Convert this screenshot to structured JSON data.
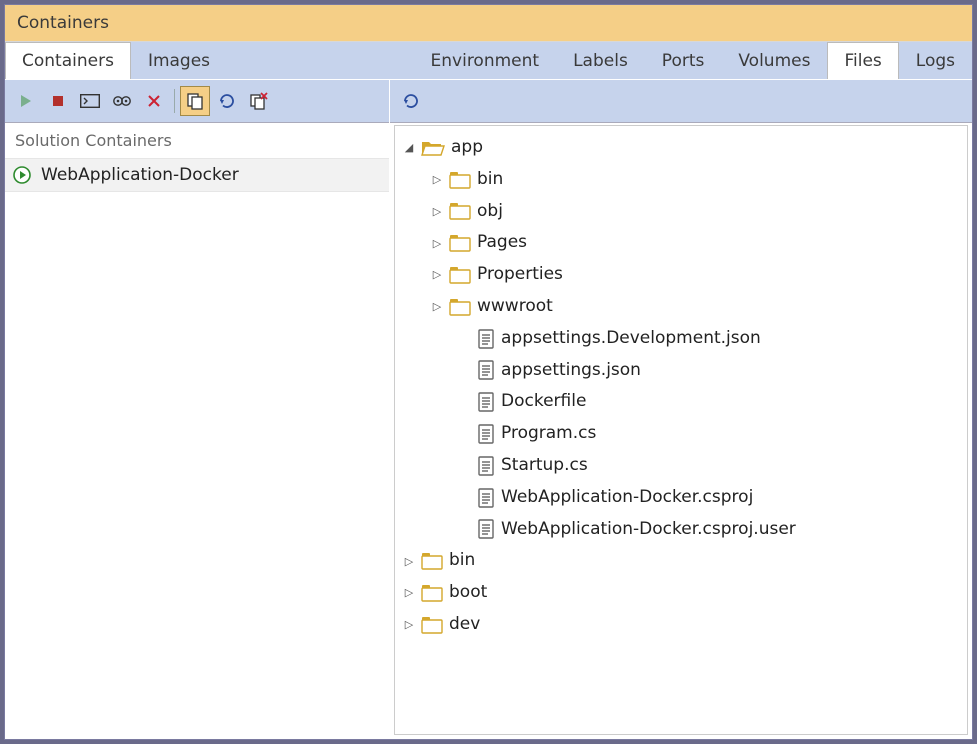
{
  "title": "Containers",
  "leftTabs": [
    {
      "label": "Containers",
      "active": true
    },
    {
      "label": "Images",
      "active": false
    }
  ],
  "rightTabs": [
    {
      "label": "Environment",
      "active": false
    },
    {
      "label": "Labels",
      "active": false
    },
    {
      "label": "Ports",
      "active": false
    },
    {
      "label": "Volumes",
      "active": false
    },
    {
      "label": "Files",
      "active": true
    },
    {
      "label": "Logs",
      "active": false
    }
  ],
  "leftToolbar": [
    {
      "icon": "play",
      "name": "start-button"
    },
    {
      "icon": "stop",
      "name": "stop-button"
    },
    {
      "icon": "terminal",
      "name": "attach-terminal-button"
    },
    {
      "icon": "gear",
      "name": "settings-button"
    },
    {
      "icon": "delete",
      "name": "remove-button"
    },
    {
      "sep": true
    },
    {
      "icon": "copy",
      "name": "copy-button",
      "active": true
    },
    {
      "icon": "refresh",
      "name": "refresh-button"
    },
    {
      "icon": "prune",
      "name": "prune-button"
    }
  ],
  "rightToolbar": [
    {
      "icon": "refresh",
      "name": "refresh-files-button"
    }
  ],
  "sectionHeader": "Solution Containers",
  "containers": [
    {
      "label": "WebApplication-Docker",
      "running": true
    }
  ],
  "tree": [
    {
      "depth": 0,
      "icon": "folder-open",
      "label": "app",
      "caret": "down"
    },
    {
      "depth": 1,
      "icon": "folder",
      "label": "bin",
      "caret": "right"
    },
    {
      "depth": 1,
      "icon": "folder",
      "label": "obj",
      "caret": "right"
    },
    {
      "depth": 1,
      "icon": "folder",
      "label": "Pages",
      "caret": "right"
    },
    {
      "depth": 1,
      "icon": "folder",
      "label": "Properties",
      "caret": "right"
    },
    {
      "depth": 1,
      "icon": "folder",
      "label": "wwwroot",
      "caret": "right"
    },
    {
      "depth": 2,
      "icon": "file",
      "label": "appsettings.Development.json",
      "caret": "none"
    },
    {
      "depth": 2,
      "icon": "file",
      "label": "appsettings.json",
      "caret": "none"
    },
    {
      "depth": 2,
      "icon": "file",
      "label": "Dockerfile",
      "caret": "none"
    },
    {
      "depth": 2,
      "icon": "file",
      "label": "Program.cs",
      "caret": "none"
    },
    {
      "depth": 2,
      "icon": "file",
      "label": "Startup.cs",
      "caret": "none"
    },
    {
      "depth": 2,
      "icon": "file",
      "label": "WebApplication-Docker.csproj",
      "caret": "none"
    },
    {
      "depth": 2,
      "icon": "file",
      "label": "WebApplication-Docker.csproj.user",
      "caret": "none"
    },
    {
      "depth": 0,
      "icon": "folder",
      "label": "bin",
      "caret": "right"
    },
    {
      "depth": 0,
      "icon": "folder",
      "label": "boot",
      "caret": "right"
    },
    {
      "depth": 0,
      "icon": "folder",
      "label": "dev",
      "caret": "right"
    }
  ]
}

- - -

## TASK DIRECTIONS
Reproduce the records, all of them, word for word; omit the pictures.

## WRITTEN SOLUTION
Convert this screenshot to structured JSON data.
{
  "title": "Containers",
  "leftTabs": [
    {
      "label": "Containers",
      "active": true
    },
    {
      "label": "Images",
      "active": false
    }
  ],
  "rightTabs": [
    {
      "label": "Environment",
      "active": false
    },
    {
      "label": "Labels",
      "active": false
    },
    {
      "label": "Ports",
      "active": false
    },
    {
      "label": "Volumes",
      "active": false
    },
    {
      "label": "Files",
      "active": true
    },
    {
      "label": "Logs",
      "active": false
    }
  ],
  "leftToolbar": [
    {
      "icon": "play",
      "name": "start-button"
    },
    {
      "icon": "stop",
      "name": "stop-button"
    },
    {
      "icon": "terminal",
      "name": "attach-terminal-button"
    },
    {
      "icon": "gear",
      "name": "settings-button"
    },
    {
      "icon": "delete",
      "name": "remove-button"
    },
    {
      "sep": true
    },
    {
      "icon": "copy",
      "name": "copy-button",
      "active": true
    },
    {
      "icon": "refresh",
      "name": "refresh-button"
    },
    {
      "icon": "prune",
      "name": "prune-button"
    }
  ],
  "rightToolbar": [
    {
      "icon": "refresh",
      "name": "refresh-files-button"
    }
  ],
  "sectionHeader": "Solution Containers",
  "containers": [
    {
      "label": "WebApplication-Docker",
      "running": true
    }
  ],
  "tree": [
    {
      "depth": 0,
      "icon": "folder-open",
      "label": "app",
      "caret": "down"
    },
    {
      "depth": 1,
      "icon": "folder",
      "label": "bin",
      "caret": "right"
    },
    {
      "depth": 1,
      "icon": "folder",
      "label": "obj",
      "caret": "right"
    },
    {
      "depth": 1,
      "icon": "folder",
      "label": "Pages",
      "caret": "right"
    },
    {
      "depth": 1,
      "icon": "folder",
      "label": "Properties",
      "caret": "right"
    },
    {
      "depth": 1,
      "icon": "folder",
      "label": "wwwroot",
      "caret": "right"
    },
    {
      "depth": 2,
      "icon": "file",
      "label": "appsettings.Development.json",
      "caret": "none"
    },
    {
      "depth": 2,
      "icon": "file",
      "label": "appsettings.json",
      "caret": "none"
    },
    {
      "depth": 2,
      "icon": "file",
      "label": "Dockerfile",
      "caret": "none"
    },
    {
      "depth": 2,
      "icon": "file",
      "label": "Program.cs",
      "caret": "none"
    },
    {
      "depth": 2,
      "icon": "file",
      "label": "Startup.cs",
      "caret": "none"
    },
    {
      "depth": 2,
      "icon": "file",
      "label": "WebApplication-Docker.csproj",
      "caret": "none"
    },
    {
      "depth": 2,
      "icon": "file",
      "label": "WebApplication-Docker.csproj.user",
      "caret": "none"
    },
    {
      "depth": 0,
      "icon": "folder",
      "label": "bin",
      "caret": "right"
    },
    {
      "depth": 0,
      "icon": "folder",
      "label": "boot",
      "caret": "right"
    },
    {
      "depth": 0,
      "icon": "folder",
      "label": "dev",
      "caret": "right"
    }
  ]
}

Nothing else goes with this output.